(Records from a collection of figures)

* * * * * * * * *

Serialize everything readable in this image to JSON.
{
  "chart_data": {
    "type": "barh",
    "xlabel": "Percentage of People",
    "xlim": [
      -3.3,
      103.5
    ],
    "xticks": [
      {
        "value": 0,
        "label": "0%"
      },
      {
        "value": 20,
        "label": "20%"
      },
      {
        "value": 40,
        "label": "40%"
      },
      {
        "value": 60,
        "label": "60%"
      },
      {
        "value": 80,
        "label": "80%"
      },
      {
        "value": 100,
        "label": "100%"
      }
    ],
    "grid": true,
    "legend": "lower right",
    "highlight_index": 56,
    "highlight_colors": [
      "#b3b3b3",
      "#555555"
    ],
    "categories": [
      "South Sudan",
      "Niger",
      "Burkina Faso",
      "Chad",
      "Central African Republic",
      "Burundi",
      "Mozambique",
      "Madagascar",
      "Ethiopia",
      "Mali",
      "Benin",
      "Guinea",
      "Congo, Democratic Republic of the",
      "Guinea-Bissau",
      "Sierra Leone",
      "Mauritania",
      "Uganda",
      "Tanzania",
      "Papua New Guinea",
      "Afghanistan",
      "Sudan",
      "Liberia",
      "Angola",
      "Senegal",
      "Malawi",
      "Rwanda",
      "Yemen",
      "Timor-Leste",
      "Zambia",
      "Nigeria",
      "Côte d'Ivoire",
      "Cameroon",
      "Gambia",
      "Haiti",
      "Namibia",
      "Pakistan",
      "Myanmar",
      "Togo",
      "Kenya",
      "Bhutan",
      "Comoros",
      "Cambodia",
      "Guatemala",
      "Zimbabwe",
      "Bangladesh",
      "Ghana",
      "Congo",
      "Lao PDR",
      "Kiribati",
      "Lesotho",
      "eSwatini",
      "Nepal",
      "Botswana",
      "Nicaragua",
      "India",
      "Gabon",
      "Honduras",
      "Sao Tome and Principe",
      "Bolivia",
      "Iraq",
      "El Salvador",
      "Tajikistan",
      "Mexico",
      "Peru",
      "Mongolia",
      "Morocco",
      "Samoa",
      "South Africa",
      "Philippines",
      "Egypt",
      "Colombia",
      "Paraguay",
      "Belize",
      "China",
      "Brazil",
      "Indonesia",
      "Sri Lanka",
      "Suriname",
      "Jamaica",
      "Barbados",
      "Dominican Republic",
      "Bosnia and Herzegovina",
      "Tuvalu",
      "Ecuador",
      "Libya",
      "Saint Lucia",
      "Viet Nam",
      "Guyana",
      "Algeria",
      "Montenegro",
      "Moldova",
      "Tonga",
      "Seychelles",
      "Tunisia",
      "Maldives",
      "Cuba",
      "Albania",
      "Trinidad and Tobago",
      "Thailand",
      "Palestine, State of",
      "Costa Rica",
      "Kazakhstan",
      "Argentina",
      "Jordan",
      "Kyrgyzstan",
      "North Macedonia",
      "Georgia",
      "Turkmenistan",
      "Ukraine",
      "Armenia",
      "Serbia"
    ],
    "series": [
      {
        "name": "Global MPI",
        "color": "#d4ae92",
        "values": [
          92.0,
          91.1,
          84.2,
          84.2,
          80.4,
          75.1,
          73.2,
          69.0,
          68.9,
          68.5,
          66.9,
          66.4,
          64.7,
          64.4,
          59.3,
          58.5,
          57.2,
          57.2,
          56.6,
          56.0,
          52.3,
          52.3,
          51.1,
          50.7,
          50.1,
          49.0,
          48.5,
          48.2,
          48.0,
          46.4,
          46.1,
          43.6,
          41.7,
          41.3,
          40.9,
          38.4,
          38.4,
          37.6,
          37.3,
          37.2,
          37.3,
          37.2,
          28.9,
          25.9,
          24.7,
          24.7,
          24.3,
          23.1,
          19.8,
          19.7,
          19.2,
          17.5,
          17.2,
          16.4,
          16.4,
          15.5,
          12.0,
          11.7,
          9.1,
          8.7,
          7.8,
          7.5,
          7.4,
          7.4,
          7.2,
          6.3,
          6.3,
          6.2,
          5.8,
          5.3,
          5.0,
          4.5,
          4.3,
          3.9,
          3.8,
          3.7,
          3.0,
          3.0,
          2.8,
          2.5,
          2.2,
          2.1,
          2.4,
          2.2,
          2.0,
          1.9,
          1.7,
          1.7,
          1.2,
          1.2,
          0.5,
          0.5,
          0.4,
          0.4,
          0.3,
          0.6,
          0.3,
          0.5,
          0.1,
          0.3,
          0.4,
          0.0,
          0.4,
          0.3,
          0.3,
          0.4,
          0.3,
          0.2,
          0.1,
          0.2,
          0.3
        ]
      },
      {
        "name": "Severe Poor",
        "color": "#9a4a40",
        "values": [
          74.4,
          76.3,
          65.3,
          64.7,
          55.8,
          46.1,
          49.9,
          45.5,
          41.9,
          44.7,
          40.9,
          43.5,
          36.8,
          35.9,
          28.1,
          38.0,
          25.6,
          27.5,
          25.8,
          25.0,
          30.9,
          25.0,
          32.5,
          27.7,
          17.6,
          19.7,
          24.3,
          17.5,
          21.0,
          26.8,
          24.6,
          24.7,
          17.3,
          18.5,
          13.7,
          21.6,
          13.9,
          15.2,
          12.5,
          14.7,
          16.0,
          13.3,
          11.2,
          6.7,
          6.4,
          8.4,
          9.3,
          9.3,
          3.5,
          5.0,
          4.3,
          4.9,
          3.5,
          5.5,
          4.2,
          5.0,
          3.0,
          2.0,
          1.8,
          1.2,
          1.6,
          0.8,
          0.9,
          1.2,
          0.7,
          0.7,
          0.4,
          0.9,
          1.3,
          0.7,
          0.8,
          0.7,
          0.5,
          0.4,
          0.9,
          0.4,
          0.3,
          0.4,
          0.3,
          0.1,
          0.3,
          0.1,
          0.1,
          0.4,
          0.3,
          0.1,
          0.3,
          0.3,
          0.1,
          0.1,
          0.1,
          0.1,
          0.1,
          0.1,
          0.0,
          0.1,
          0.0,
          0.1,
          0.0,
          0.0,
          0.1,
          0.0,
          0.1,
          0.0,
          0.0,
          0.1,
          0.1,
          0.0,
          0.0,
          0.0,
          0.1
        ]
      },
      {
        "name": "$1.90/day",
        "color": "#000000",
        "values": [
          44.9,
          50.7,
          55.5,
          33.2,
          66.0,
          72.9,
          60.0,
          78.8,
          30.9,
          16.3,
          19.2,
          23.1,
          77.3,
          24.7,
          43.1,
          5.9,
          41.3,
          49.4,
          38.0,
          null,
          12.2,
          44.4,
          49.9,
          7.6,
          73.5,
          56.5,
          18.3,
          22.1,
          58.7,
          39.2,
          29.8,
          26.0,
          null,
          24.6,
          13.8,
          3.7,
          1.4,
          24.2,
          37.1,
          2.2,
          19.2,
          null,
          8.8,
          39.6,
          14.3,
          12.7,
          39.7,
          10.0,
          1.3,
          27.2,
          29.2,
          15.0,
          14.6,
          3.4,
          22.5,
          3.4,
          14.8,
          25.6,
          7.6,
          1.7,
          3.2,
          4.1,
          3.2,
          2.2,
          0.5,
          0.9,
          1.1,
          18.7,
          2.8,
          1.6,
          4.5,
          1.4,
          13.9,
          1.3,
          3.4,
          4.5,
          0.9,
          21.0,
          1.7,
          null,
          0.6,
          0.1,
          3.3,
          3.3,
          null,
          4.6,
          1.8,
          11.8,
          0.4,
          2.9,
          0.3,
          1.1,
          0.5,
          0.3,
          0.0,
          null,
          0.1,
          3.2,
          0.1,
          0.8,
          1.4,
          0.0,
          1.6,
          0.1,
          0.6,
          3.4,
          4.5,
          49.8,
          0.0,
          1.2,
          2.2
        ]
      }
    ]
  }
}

* * * * * * * * *

#### [Task details]
Reproduce each record exactly as it appears.

#### [Response to the exercise]
Serialize everything readable in this image to JSON.
{
  "chart_data": {
    "type": "barh",
    "xlabel": "Percentage of People",
    "xlim": [
      -3.3,
      103.5
    ],
    "xticks": [
      {
        "value": 0,
        "label": "0%"
      },
      {
        "value": 20,
        "label": "20%"
      },
      {
        "value": 40,
        "label": "40%"
      },
      {
        "value": 60,
        "label": "60%"
      },
      {
        "value": 80,
        "label": "80%"
      },
      {
        "value": 100,
        "label": "100%"
      }
    ],
    "grid": true,
    "legend": "lower right",
    "highlight_index": 56,
    "highlight_colors": [
      "#b3b3b3",
      "#555555"
    ],
    "categories": [
      "South Sudan",
      "Niger",
      "Burkina Faso",
      "Chad",
      "Central African Republic",
      "Burundi",
      "Mozambique",
      "Madagascar",
      "Ethiopia",
      "Mali",
      "Benin",
      "Guinea",
      "Congo, Democratic Republic of the",
      "Guinea-Bissau",
      "Sierra Leone",
      "Mauritania",
      "Uganda",
      "Tanzania",
      "Papua New Guinea",
      "Afghanistan",
      "Sudan",
      "Liberia",
      "Angola",
      "Senegal",
      "Malawi",
      "Rwanda",
      "Yemen",
      "Timor-Leste",
      "Zambia",
      "Nigeria",
      "Côte d'Ivoire",
      "Cameroon",
      "Gambia",
      "Haiti",
      "Namibia",
      "Pakistan",
      "Myanmar",
      "Togo",
      "Kenya",
      "Bhutan",
      "Comoros",
      "Cambodia",
      "Guatemala",
      "Zimbabwe",
      "Bangladesh",
      "Ghana",
      "Congo",
      "Lao PDR",
      "Kiribati",
      "Lesotho",
      "eSwatini",
      "Nepal",
      "Botswana",
      "Nicaragua",
      "India",
      "Gabon",
      "Honduras",
      "Sao Tome and Principe",
      "Bolivia",
      "Iraq",
      "El Salvador",
      "Tajikistan",
      "Mexico",
      "Peru",
      "Mongolia",
      "Morocco",
      "Samoa",
      "South Africa",
      "Philippines",
      "Egypt",
      "Colombia",
      "Paraguay",
      "Belize",
      "China",
      "Brazil",
      "Indonesia",
      "Sri Lanka",
      "Suriname",
      "Jamaica",
      "Barbados",
      "Dominican Republic",
      "Bosnia and Herzegovina",
      "Tuvalu",
      "Ecuador",
      "Libya",
      "Saint Lucia",
      "Viet Nam",
      "Guyana",
      "Algeria",
      "Montenegro",
      "Moldova",
      "Tonga",
      "Seychelles",
      "Tunisia",
      "Maldives",
      "Cuba",
      "Albania",
      "Trinidad and Tobago",
      "Thailand",
      "Palestine, State of",
      "Costa Rica",
      "Kazakhstan",
      "Argentina",
      "Jordan",
      "Kyrgyzstan",
      "North Macedonia",
      "Georgia",
      "Turkmenistan",
      "Ukraine",
      "Armenia",
      "Serbia"
    ],
    "series": [
      {
        "name": "Global MPI",
        "color": "#d4ae92",
        "values": [
          92.0,
          91.1,
          84.2,
          84.2,
          80.4,
          75.1,
          73.2,
          69.0,
          68.9,
          68.5,
          66.9,
          66.4,
          64.7,
          64.4,
          59.3,
          58.5,
          57.2,
          57.2,
          56.6,
          56.0,
          52.3,
          52.3,
          51.1,
          50.7,
          50.1,
          49.0,
          48.5,
          48.2,
          48.0,
          46.4,
          46.1,
          43.6,
          41.7,
          41.3,
          40.9,
          38.4,
          38.4,
          37.6,
          37.3,
          37.2,
          37.3,
          37.2,
          28.9,
          25.9,
          24.7,
          24.7,
          24.3,
          23.1,
          19.8,
          19.7,
          19.2,
          17.5,
          17.2,
          16.4,
          16.4,
          15.5,
          12.0,
          11.7,
          9.1,
          8.7,
          7.8,
          7.5,
          7.4,
          7.4,
          7.2,
          6.3,
          6.3,
          6.2,
          5.8,
          5.3,
          5.0,
          4.5,
          4.3,
          3.9,
          3.8,
          3.7,
          3.0,
          3.0,
          2.8,
          2.5,
          2.2,
          2.1,
          2.4,
          2.2,
          2.0,
          1.9,
          1.7,
          1.7,
          1.2,
          1.2,
          0.5,
          0.5,
          0.4,
          0.4,
          0.3,
          0.6,
          0.3,
          0.5,
          0.1,
          0.3,
          0.4,
          0.0,
          0.4,
          0.3,
          0.3,
          0.4,
          0.3,
          0.2,
          0.1,
          0.2,
          0.3
        ]
      },
      {
        "name": "Severe Poor",
        "color": "#9a4a40",
        "values": [
          74.4,
          76.3,
          65.3,
          64.7,
          55.8,
          46.1,
          49.9,
          45.5,
          41.9,
          44.7,
          40.9,
          43.5,
          36.8,
          35.9,
          28.1,
          38.0,
          25.6,
          27.5,
          25.8,
          25.0,
          30.9,
          25.0,
          32.5,
          27.7,
          17.6,
          19.7,
          24.3,
          17.5,
          21.0,
          26.8,
          24.6,
          24.7,
          17.3,
          18.5,
          13.7,
          21.6,
          13.9,
          15.2,
          12.5,
          14.7,
          16.0,
          13.3,
          11.2,
          6.7,
          6.4,
          8.4,
          9.3,
          9.3,
          3.5,
          5.0,
          4.3,
          4.9,
          3.5,
          5.5,
          4.2,
          5.0,
          3.0,
          2.0,
          1.8,
          1.2,
          1.6,
          0.8,
          0.9,
          1.2,
          0.7,
          0.7,
          0.4,
          0.9,
          1.3,
          0.7,
          0.8,
          0.7,
          0.5,
          0.4,
          0.9,
          0.4,
          0.3,
          0.4,
          0.3,
          0.1,
          0.3,
          0.1,
          0.1,
          0.4,
          0.3,
          0.1,
          0.3,
          0.3,
          0.1,
          0.1,
          0.1,
          0.1,
          0.1,
          0.1,
          0.0,
          0.1,
          0.0,
          0.1,
          0.0,
          0.0,
          0.1,
          0.0,
          0.1,
          0.0,
          0.0,
          0.1,
          0.1,
          0.0,
          0.0,
          0.0,
          0.1
        ]
      },
      {
        "name": "$1.90/day",
        "color": "#000000",
        "values": [
          44.9,
          50.7,
          55.5,
          33.2,
          66.0,
          72.9,
          60.0,
          78.8,
          30.9,
          16.3,
          19.2,
          23.1,
          77.3,
          24.7,
          43.1,
          5.9,
          41.3,
          49.4,
          38.0,
          null,
          12.2,
          44.4,
          49.9,
          7.6,
          73.5,
          56.5,
          18.3,
          22.1,
          58.7,
          39.2,
          29.8,
          26.0,
          null,
          24.6,
          13.8,
          3.7,
          1.4,
          24.2,
          37.1,
          2.2,
          19.2,
          null,
          8.8,
          39.6,
          14.3,
          12.7,
          39.7,
          10.0,
          1.3,
          27.2,
          29.2,
          15.0,
          14.6,
          3.4,
          22.5,
          3.4,
          14.8,
          25.6,
          7.6,
          1.7,
          3.2,
          4.1,
          3.2,
          2.2,
          0.5,
          0.9,
          1.1,
          18.7,
          2.8,
          1.6,
          4.5,
          1.4,
          13.9,
          1.3,
          3.4,
          4.5,
          0.9,
          21.0,
          1.7,
          null,
          0.6,
          0.1,
          3.3,
          3.3,
          null,
          4.6,
          1.8,
          11.8,
          0.4,
          2.9,
          0.3,
          1.1,
          0.5,
          0.3,
          0.0,
          null,
          0.1,
          3.2,
          0.1,
          0.8,
          1.4,
          0.0,
          1.6,
          0.1,
          0.6,
          3.4,
          4.5,
          49.8,
          0.0,
          1.2,
          2.2
        ]
      }
    ]
  }
}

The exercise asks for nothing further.